**Task description:**
Output each entry below as it stands, leaving out every picture.

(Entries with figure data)
————
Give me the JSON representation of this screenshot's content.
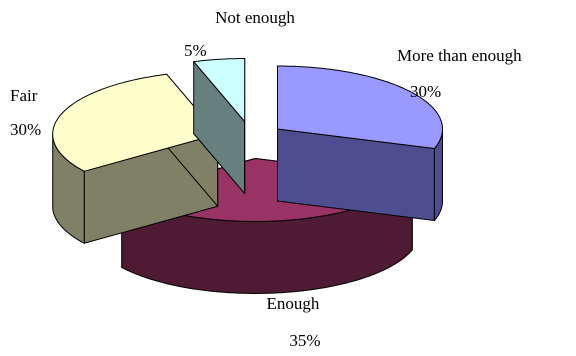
{
  "chart_data": {
    "type": "pie",
    "style": "3d-exploded",
    "slices": [
      {
        "label": "More than enough",
        "value": 30,
        "percent_label": "30%",
        "top_color": "#9999ff",
        "side_color": "#4d4d8f"
      },
      {
        "label": "Enough",
        "value": 35,
        "percent_label": "35%",
        "top_color": "#993366",
        "side_color": "#4f1a33"
      },
      {
        "label": "Fair",
        "value": 30,
        "percent_label": "30%",
        "top_color": "#ffffcc",
        "side_color": "#808066"
      },
      {
        "label": "Not enough",
        "value": 5,
        "percent_label": "5%",
        "top_color": "#ccffff",
        "side_color": "#668080"
      }
    ],
    "title": "",
    "legend": "none"
  }
}
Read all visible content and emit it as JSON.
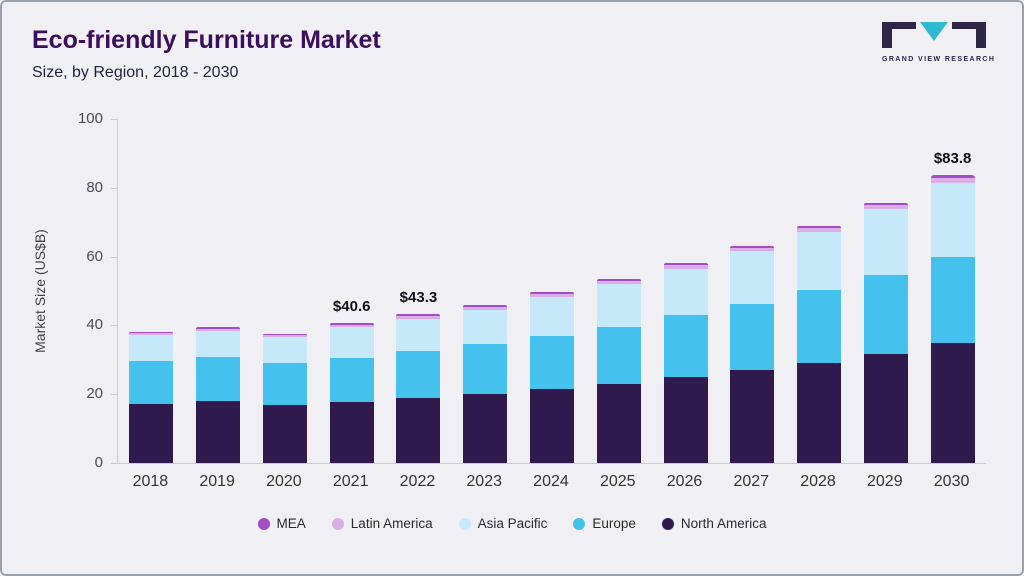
{
  "header": {
    "title": "Eco-friendly Furniture Market",
    "subtitle": "Size, by Region, 2018 - 2030"
  },
  "logo": {
    "text": "GRAND VIEW RESEARCH"
  },
  "chart_data": {
    "type": "bar",
    "stacked": true,
    "title": "Eco-friendly Furniture Market",
    "subtitle": "Size, by Region, 2018 - 2030",
    "xlabel": "",
    "ylabel": "Market Size (US$B)",
    "ylim": [
      0,
      100
    ],
    "yticks": [
      0,
      20,
      40,
      60,
      80,
      100
    ],
    "grid": false,
    "legend_position": "bottom",
    "categories": [
      "2018",
      "2019",
      "2020",
      "2021",
      "2022",
      "2023",
      "2024",
      "2025",
      "2026",
      "2027",
      "2028",
      "2029",
      "2030"
    ],
    "series": [
      {
        "name": "North America",
        "color": "#2f1a4d",
        "values": [
          17.2,
          18.0,
          17.0,
          17.8,
          19.0,
          20.2,
          21.6,
          23.1,
          24.9,
          26.9,
          29.2,
          31.8,
          34.8
        ]
      },
      {
        "name": "Europe",
        "color": "#45c1ee",
        "values": [
          12.4,
          12.8,
          12.1,
          12.8,
          13.5,
          14.4,
          15.4,
          16.5,
          18.0,
          19.4,
          21.2,
          22.9,
          25.2
        ]
      },
      {
        "name": "Asia Pacific",
        "color": "#c6e9fa",
        "values": [
          7.5,
          7.7,
          7.5,
          8.8,
          9.5,
          9.9,
          11.3,
          12.5,
          13.6,
          15.2,
          16.8,
          19.0,
          21.5
        ]
      },
      {
        "name": "Latin America",
        "color": "#d9aee6",
        "values": [
          0.6,
          0.6,
          0.6,
          0.7,
          0.8,
          0.8,
          0.8,
          0.9,
          1.0,
          1.0,
          1.1,
          1.2,
          1.4
        ]
      },
      {
        "name": "MEA",
        "color": "#a44bc8",
        "values": [
          0.4,
          0.4,
          0.4,
          0.5,
          0.5,
          0.5,
          0.5,
          0.6,
          0.6,
          0.7,
          0.7,
          0.8,
          0.9
        ]
      }
    ],
    "value_labels": [
      {
        "category": "2021",
        "text": "$40.6"
      },
      {
        "category": "2022",
        "text": "$43.3"
      },
      {
        "category": "2030",
        "text": "$83.8"
      }
    ],
    "legend": [
      "MEA",
      "Latin America",
      "Asia Pacific",
      "Europe",
      "North America"
    ]
  }
}
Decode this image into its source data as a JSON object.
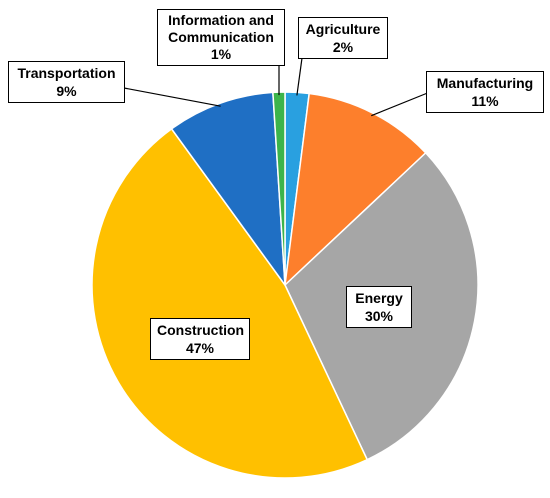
{
  "chart_data": {
    "type": "pie",
    "title": "",
    "start_angle_deg": 0,
    "direction": "clockwise",
    "slices": [
      {
        "name": "Agriculture",
        "value": 2,
        "label": "2%",
        "color": "#29a0e0"
      },
      {
        "name": "Manufacturing",
        "value": 11,
        "label": "11%",
        "color": "#fd7f2c"
      },
      {
        "name": "Energy",
        "value": 30,
        "label": "30%",
        "color": "#a6a6a6"
      },
      {
        "name": "Construction",
        "value": 47,
        "label": "47%",
        "color": "#ffc000"
      },
      {
        "name": "Transportation",
        "value": 9,
        "label": "9%",
        "color": "#1f6fc4"
      },
      {
        "name": "Information and Communication",
        "value": 1,
        "label": "1%",
        "color": "#3cb44b"
      }
    ]
  }
}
————
**Solution to the problem:**
Give me the JSON representation of this screenshot's content.
{
  "chart_data": {
    "type": "pie",
    "style": "3d-exploded",
    "slices": [
      {
        "label": "More than enough",
        "value": 30,
        "percent_label": "30%",
        "top_color": "#9999ff",
        "side_color": "#4d4d8f"
      },
      {
        "label": "Enough",
        "value": 35,
        "percent_label": "35%",
        "top_color": "#993366",
        "side_color": "#4f1a33"
      },
      {
        "label": "Fair",
        "value": 30,
        "percent_label": "30%",
        "top_color": "#ffffcc",
        "side_color": "#808066"
      },
      {
        "label": "Not enough",
        "value": 5,
        "percent_label": "5%",
        "top_color": "#ccffff",
        "side_color": "#668080"
      }
    ],
    "title": "",
    "legend": "none"
  }
}
Read all visible content and emit it as JSON.
{
  "header": {
    "title": "Eco-friendly Furniture Market",
    "subtitle": "Size, by Region, 2018 - 2030"
  },
  "logo": {
    "text": "GRAND VIEW RESEARCH"
  },
  "chart_data": {
    "type": "bar",
    "stacked": true,
    "title": "Eco-friendly Furniture Market",
    "subtitle": "Size, by Region, 2018 - 2030",
    "xlabel": "",
    "ylabel": "Market Size (US$B)",
    "ylim": [
      0,
      100
    ],
    "yticks": [
      0,
      20,
      40,
      60,
      80,
      100
    ],
    "grid": false,
    "legend_position": "bottom",
    "categories": [
      "2018",
      "2019",
      "2020",
      "2021",
      "2022",
      "2023",
      "2024",
      "2025",
      "2026",
      "2027",
      "2028",
      "2029",
      "2030"
    ],
    "series": [
      {
        "name": "North America",
        "color": "#2f1a4d",
        "values": [
          17.2,
          18.0,
          17.0,
          17.8,
          19.0,
          20.2,
          21.6,
          23.1,
          24.9,
          26.9,
          29.2,
          31.8,
          34.8
        ]
      },
      {
        "name": "Europe",
        "color": "#45c1ee",
        "values": [
          12.4,
          12.8,
          12.1,
          12.8,
          13.5,
          14.4,
          15.4,
          16.5,
          18.0,
          19.4,
          21.2,
          22.9,
          25.2
        ]
      },
      {
        "name": "Asia Pacific",
        "color": "#c6e9fa",
        "values": [
          7.5,
          7.7,
          7.5,
          8.8,
          9.5,
          9.9,
          11.3,
          12.5,
          13.6,
          15.2,
          16.8,
          19.0,
          21.5
        ]
      },
      {
        "name": "Latin America",
        "color": "#d9aee6",
        "values": [
          0.6,
          0.6,
          0.6,
          0.7,
          0.8,
          0.8,
          0.8,
          0.9,
          1.0,
          1.0,
          1.1,
          1.2,
          1.4
        ]
      },
      {
        "name": "MEA",
        "color": "#a44bc8",
        "values": [
          0.4,
          0.4,
          0.4,
          0.5,
          0.5,
          0.5,
          0.5,
          0.6,
          0.6,
          0.7,
          0.7,
          0.8,
          0.9
        ]
      }
    ],
    "value_labels": [
      {
        "category": "2021",
        "text": "$40.6"
      },
      {
        "category": "2022",
        "text": "$43.3"
      },
      {
        "category": "2030",
        "text": "$83.8"
      }
    ],
    "legend": [
      "MEA",
      "Latin America",
      "Asia Pacific",
      "Europe",
      "North America"
    ]
  }
}
Decode this image into its source data as a JSON object.
{
  "chart_data": {
    "type": "pie",
    "title": "",
    "start_angle_deg": 0,
    "direction": "clockwise",
    "slices": [
      {
        "name": "Agriculture",
        "value": 2,
        "label": "2%",
        "color": "#29a0e0"
      },
      {
        "name": "Manufacturing",
        "value": 11,
        "label": "11%",
        "color": "#fd7f2c"
      },
      {
        "name": "Energy",
        "value": 30,
        "label": "30%",
        "color": "#a6a6a6"
      },
      {
        "name": "Construction",
        "value": 47,
        "label": "47%",
        "color": "#ffc000"
      },
      {
        "name": "Transportation",
        "value": 9,
        "label": "9%",
        "color": "#1f6fc4"
      },
      {
        "name": "Information and Communication",
        "value": 1,
        "label": "1%",
        "color": "#3cb44b"
      }
    ]
  }
}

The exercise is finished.